* **WHAT THE TASK ASKS**: Write out every entry exactly as given, but omit the pictures.

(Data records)
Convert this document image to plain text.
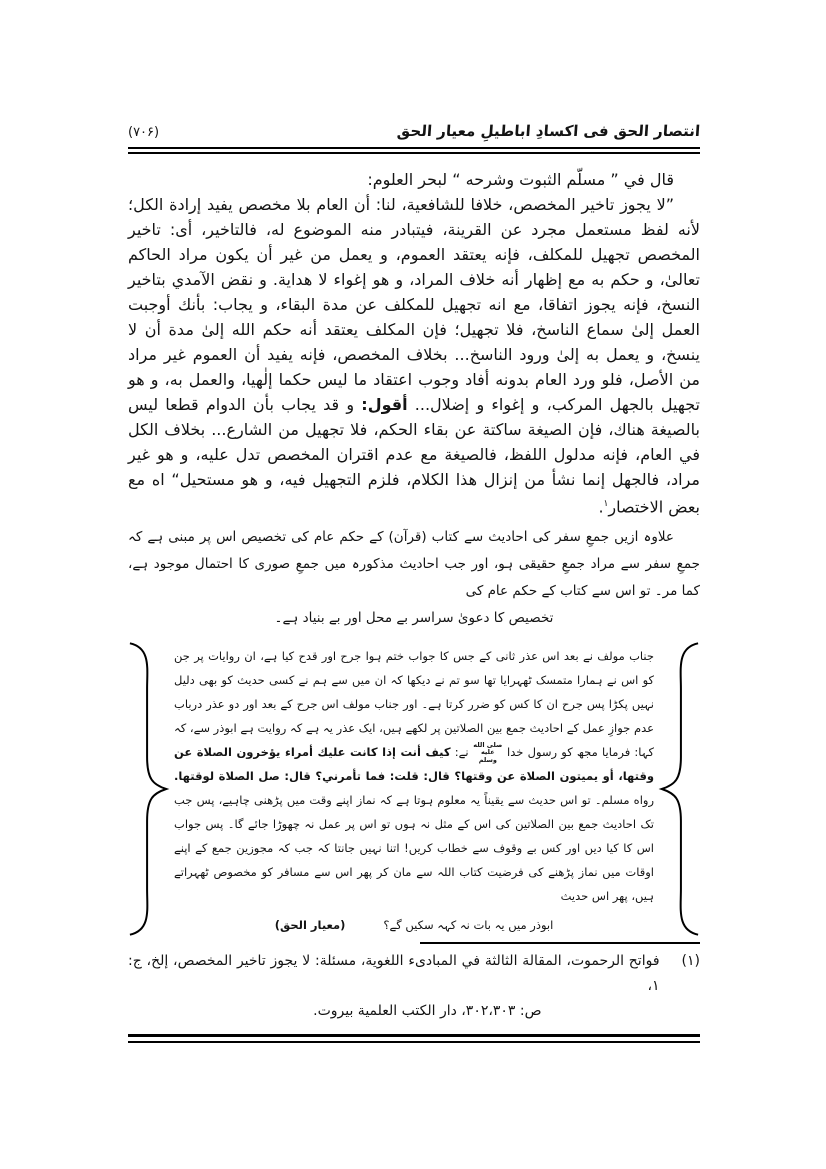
انتصار الحق فی اکسادِ اباطیلِ معیار الحق
(۷۰۶)
قال في ” مسلّم الثبوت وشرحه “ لبحر العلوم:
”لا يجوز تاخير المخصص، خلافا للشافعية، لنا: أن العام بلا مخصص يفيد إرادة الكل؛ لأنه لفظ مستعمل مجرد عن القرينة، فيتبادر منه الموضوع له، فالتاخير، أى: تاخير المخصص تجهيل للمكلف، فإنه يعتقد العموم، و يعمل من غير أن يكون مراد الحاكم تعالىٰ، و حكم به مع إظهار أنه خلاف المراد، و هو إغواء لا هداية. و نقض الآمدي بتاخير النسخ، فإنه يجوز اتفاقا، مع انه تجهيل للمكلف عن مدة البقاء، و يجاب: بأنك أوجبت العمل إلىٰ سماع الناسخ، فلا تجهيل؛ فإن المكلف يعتقد أنه حكم الله إلىٰ مدة أن لا ينسخ، و يعمل به إلىٰ ورود الناسخ... بخلاف المخصص، فإنه يفيد أن العموم غير مراد من الأصل، فلو ورد العام بدونه أفاد وجوب اعتقاد ما ليس حكما إلٰهيا، والعمل به، و هو تجهيل بالجهل المركب، و إغواء و إضلال... أقول: و قد يجاب بأن الدوام قطعا ليس بالصيغة هناك، فإن الصيغة ساكتة عن بقاء الحكم، فلا تجهيل من الشارع... بخلاف الكل في العام، فإنه مدلول اللفظ، فالصيغة مع عدم اقتران المخصص تدل عليه، و هو غير مراد، فالجهل إنما نشأ من إنزال هذا الكلام، فلزم التجهيل فيه، و هو مستحيل“ اه مع بعض الاختصار$^١$.
علاوہ ازیں جمعِ سفر کی احادیث سے کتاب (قرآن) کے حکم عام کی تخصیص اس پر مبنی ہے کہ جمعِ سفر سے مراد جمعِ حقیقی ہو، اور جب احادیث مذکورہ میں جمعِ صوری کا احتمال موجود ہے، کما مر۔ تو اس سے کتاب کے حکم عام کی
تخصیص کا دعویٰ سراسر بے محل اور بے بنیاد ہے۔
جناب مولف نے بعد اس عذر ثانی کے جس کا جواب ختم ہوا جرح اور قدح کیا ہے، ان روایات پر جن کو اس نے ہمارا متمسک ٹھہرایا تھا سو تم نے دیکھا کہ ان میں سے ہم نے کسی حدیث کو بھی دلیل نہیں پکڑا پس جرح ان کا کس کو ضرر کرتا ہے۔ اور جناب مولف اس جرح کے بعد اور دو عذر درباب عدم جوازِ عمل کے احادیث جمع بین الصلاتین پر لکھے ہیں، ایک عذر یہ ہے کہ روایت ہے ابوذر سے، کہ کہا: فرمایا مجھ کو رسول خدا صلى الله عليه وسلم نے: كيف أنت إذا كانت عليك أمراء يؤخرون الصلاة عن وقتها، أو يميتون الصلاة عن وقتها؟ قال: قلت: فما تأمرني؟ قال: صل الصلاة لوقتها. رواه مسلم۔ تو اس حدیث سے یقیناً یہ معلوم ہوتا ہے کہ نماز اپنے وقت میں پڑھنی چاہیے، پس جب تک احادیث جمع بین الصلاتین کی اس کے مثل نہ ہوں تو اس پر عمل نہ چھوڑا جائے گا۔ پس جواب اس کا کیا دیں اور کس بے وقوف سے خطاب کریں! اتنا نہیں جانتا کہ جب کہ مجوزین جمع کے اپنے اوقات میں نماز پڑھنے کی فرضیت کتاب اللہ سے مان کر پھر اس سے مسافر کو مخصوص ٹھہراتے ہیں، پھر اس حدیث
ابوذر میں یہ بات نہ کہہ سکیں گے؟(معیار الحق)
(١)
فواتح الرحموت، المقالة الثالثة في المبادىء اللغوية، مسئلة: لا يجوز تاخير المخصص، إلخ، ج: ١،
ص: ٣٠٢،٣٠٣، دار الكتب العلمية بيروت.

* **CORRECT ANSWER**:
Convert this document image to plain text.
انتصار الحق فی اکسادِ اباطیلِ معیار الحق
(۷۰۶)
قال في ” مسلّم الثبوت وشرحه “ لبحر العلوم:
”لا يجوز تاخير المخصص، خلافا للشافعية، لنا: أن العام بلا مخصص يفيد إرادة الكل؛ لأنه لفظ مستعمل مجرد عن القرينة، فيتبادر منه الموضوع له، فالتاخير، أى: تاخير المخصص تجهيل للمكلف، فإنه يعتقد العموم، و يعمل من غير أن يكون مراد الحاكم تعالىٰ، و حكم به مع إظهار أنه خلاف المراد، و هو إغواء لا هداية. و نقض الآمدي بتاخير النسخ، فإنه يجوز اتفاقا، مع انه تجهيل للمكلف عن مدة البقاء، و يجاب: بأنك أوجبت العمل إلىٰ سماع الناسخ، فلا تجهيل؛ فإن المكلف يعتقد أنه حكم الله إلىٰ مدة أن لا ينسخ، و يعمل به إلىٰ ورود الناسخ... بخلاف المخصص، فإنه يفيد أن العموم غير مراد من الأصل، فلو ورد العام بدونه أفاد وجوب اعتقاد ما ليس حكما إلٰهيا، والعمل به، و هو تجهيل بالجهل المركب، و إغواء و إضلال... أقول: و قد يجاب بأن الدوام قطعا ليس بالصيغة هناك، فإن الصيغة ساكتة عن بقاء الحكم، فلا تجهيل من الشارع... بخلاف الكل في العام، فإنه مدلول اللفظ، فالصيغة مع عدم اقتران المخصص تدل عليه، و هو غير مراد، فالجهل إنما نشأ من إنزال هذا الكلام، فلزم التجهيل فيه، و هو مستحيل“ اه مع بعض الاختصار$^١$.
علاوہ ازیں جمعِ سفر کی احادیث سے کتاب (قرآن) کے حکم عام کی تخصیص اس پر مبنی ہے کہ جمعِ سفر سے مراد جمعِ حقیقی ہو، اور جب احادیث مذکورہ میں جمعِ صوری کا احتمال موجود ہے، کما مر۔ تو اس سے کتاب کے حکم عام کی
تخصیص کا دعویٰ سراسر بے محل اور بے بنیاد ہے۔
جناب مولف نے بعد اس عذر ثانی کے جس کا جواب ختم ہوا جرح اور قدح کیا ہے، ان روایات پر جن کو اس نے ہمارا متمسک ٹھہرایا تھا سو تم نے دیکھا کہ ان میں سے ہم نے کسی حدیث کو بھی دلیل نہیں پکڑا پس جرح ان کا کس کو ضرر کرتا ہے۔ اور جناب مولف اس جرح کے بعد اور دو عذر درباب عدم جوازِ عمل کے احادیث جمع بین الصلاتین پر لکھے ہیں، ایک عذر یہ ہے کہ روایت ہے ابوذر سے، کہ کہا: فرمایا مجھ کو رسول خدا صلى الله عليه وسلم نے: كيف أنت إذا كانت عليك أمراء يؤخرون الصلاة عن وقتها، أو يميتون الصلاة عن وقتها؟ قال: قلت: فما تأمرني؟ قال: صل الصلاة لوقتها. رواه مسلم۔ تو اس حدیث سے یقیناً یہ معلوم ہوتا ہے کہ نماز اپنے وقت میں پڑھنی چاہیے، پس جب تک احادیث جمع بین الصلاتین کی اس کے مثل نہ ہوں تو اس پر عمل نہ چھوڑا جائے گا۔ پس جواب اس کا کیا دیں اور کس بے وقوف سے خطاب کریں! اتنا نہیں جانتا کہ جب کہ مجوزین جمع کے اپنے اوقات میں نماز پڑھنے کی فرضیت کتاب اللہ سے مان کر پھر اس سے مسافر کو مخصوص ٹھہراتے ہیں، پھر اس حدیث
ابوذر میں یہ بات نہ کہہ سکیں گے؟(معیار الحق)
(١)
فواتح الرحموت، المقالة الثالثة في المبادىء اللغوية، مسئلة: لا يجوز تاخير المخصص، إلخ، ج: ١،
ص: ٣٠٢،٣٠٣، دار الكتب العلمية بيروت.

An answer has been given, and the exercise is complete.